■ TASK TO COMPLETE
Lines holding the string "Alphabetic" are the ones to copy from this listing.

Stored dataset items
━━━━━━━━━━━━━━━━━━━━━━━━━━━━━━

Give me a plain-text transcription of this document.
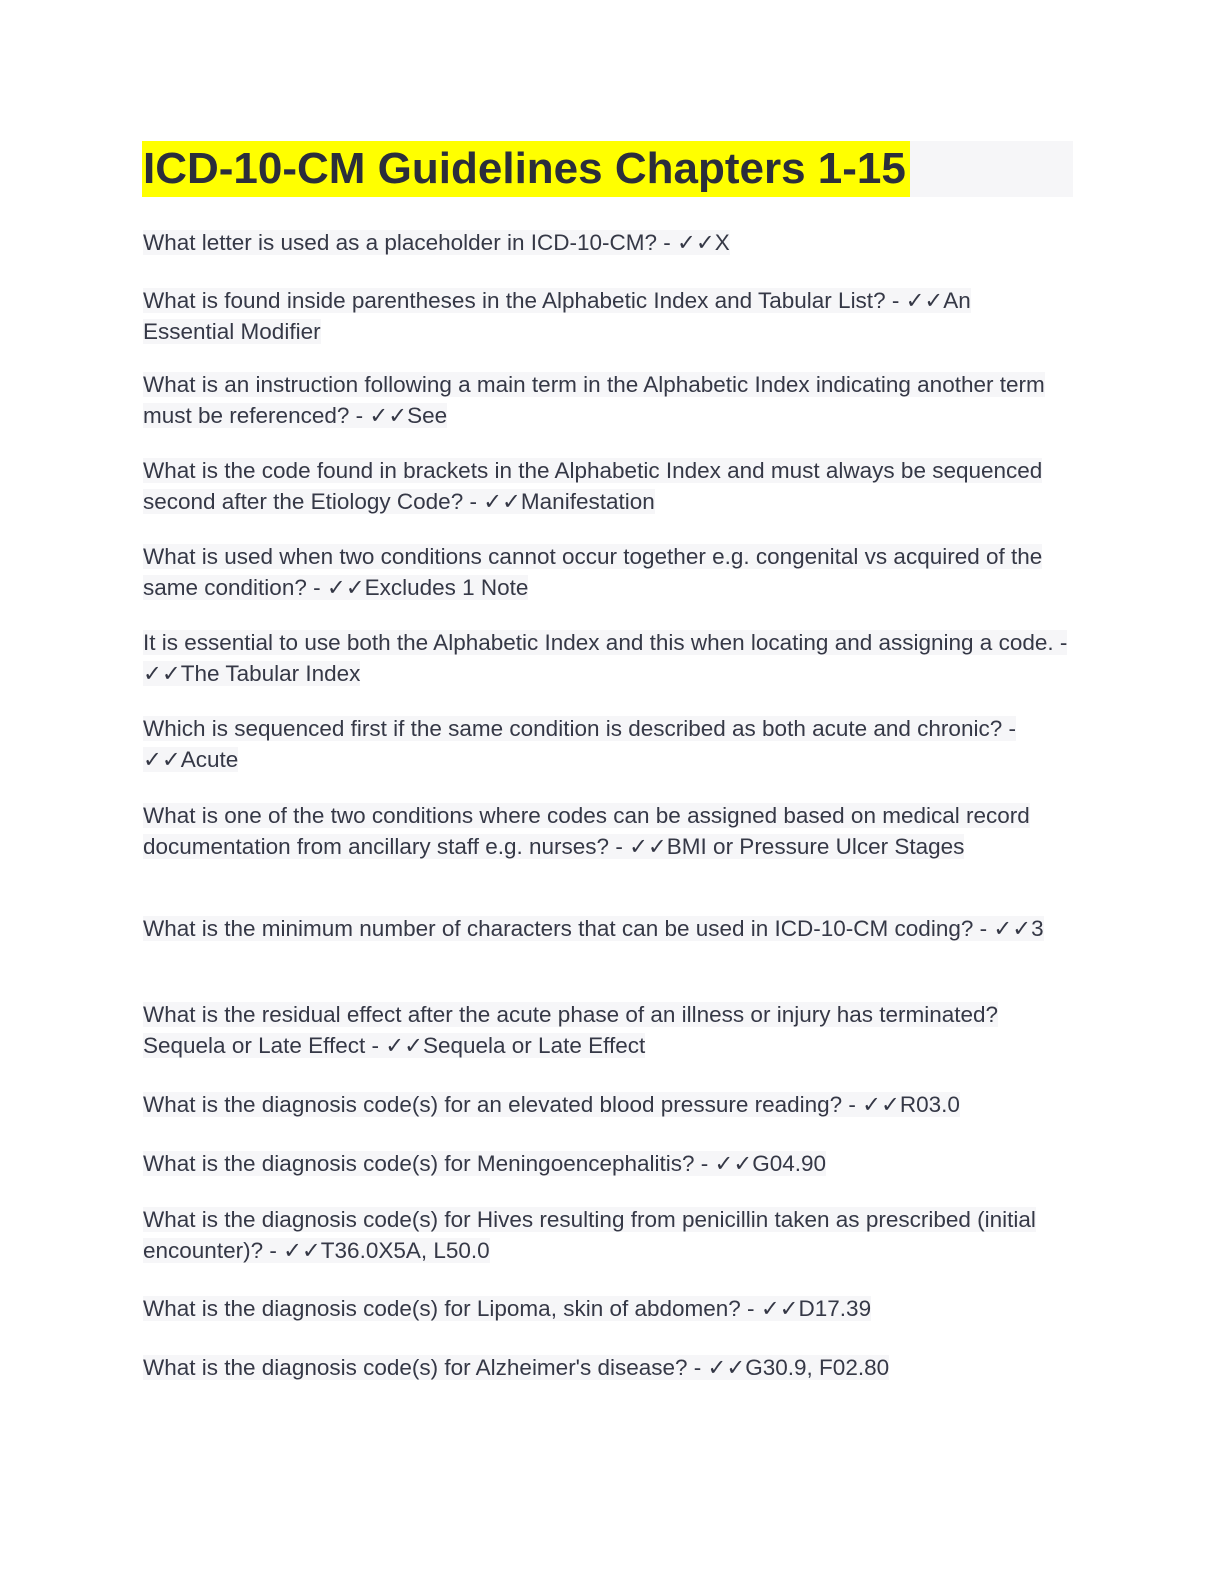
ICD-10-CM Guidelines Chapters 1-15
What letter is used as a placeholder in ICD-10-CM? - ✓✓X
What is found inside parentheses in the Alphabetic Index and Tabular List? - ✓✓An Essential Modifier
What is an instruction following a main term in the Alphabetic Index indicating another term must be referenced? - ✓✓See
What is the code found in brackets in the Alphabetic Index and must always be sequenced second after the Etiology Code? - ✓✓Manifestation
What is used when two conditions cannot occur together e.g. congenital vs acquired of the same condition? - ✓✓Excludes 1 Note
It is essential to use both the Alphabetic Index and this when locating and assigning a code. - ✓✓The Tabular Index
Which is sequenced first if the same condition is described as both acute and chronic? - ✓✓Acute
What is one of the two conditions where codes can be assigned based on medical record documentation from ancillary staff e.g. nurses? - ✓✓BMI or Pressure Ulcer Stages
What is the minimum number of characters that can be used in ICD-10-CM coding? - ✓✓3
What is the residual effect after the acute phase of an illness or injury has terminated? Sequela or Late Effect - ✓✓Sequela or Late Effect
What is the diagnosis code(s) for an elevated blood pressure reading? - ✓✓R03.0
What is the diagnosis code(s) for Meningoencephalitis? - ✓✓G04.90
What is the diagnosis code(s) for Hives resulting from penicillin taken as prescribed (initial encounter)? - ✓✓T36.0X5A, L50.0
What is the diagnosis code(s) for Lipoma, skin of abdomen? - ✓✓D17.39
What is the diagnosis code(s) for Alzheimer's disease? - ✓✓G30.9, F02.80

━━━━━━━━━━━━━━━━━━━━━━━━━━━━━━

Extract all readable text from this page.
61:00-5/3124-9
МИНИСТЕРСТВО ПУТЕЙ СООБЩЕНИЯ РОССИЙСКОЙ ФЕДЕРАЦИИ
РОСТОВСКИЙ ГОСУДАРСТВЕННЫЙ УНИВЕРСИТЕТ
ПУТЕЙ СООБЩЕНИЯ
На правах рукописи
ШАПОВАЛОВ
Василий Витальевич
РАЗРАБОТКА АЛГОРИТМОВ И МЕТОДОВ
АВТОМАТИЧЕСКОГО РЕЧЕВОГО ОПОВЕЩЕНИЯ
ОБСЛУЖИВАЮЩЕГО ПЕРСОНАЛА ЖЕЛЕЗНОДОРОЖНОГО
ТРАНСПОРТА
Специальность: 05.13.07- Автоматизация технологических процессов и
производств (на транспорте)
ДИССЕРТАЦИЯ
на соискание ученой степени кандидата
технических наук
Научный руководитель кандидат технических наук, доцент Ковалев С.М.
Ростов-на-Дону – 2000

━━━━━━━━━━━━━━━━━━━━━━━━━━━━━━

■ RESULT OF THE TASK
What is found inside parentheses in the Alphabetic Index and Tabular List? - ✓✓An Essential Modifier
What is an instruction following a main term in the Alphabetic Index indicating another term must be referenced? - ✓✓See
What is the code found in brackets in the Alphabetic Index and must always be sequenced second after the Etiology Code? - ✓✓Manifestation
It is essential to use both the Alphabetic Index and this when locating and assigning a code. - ✓✓The Tabular Index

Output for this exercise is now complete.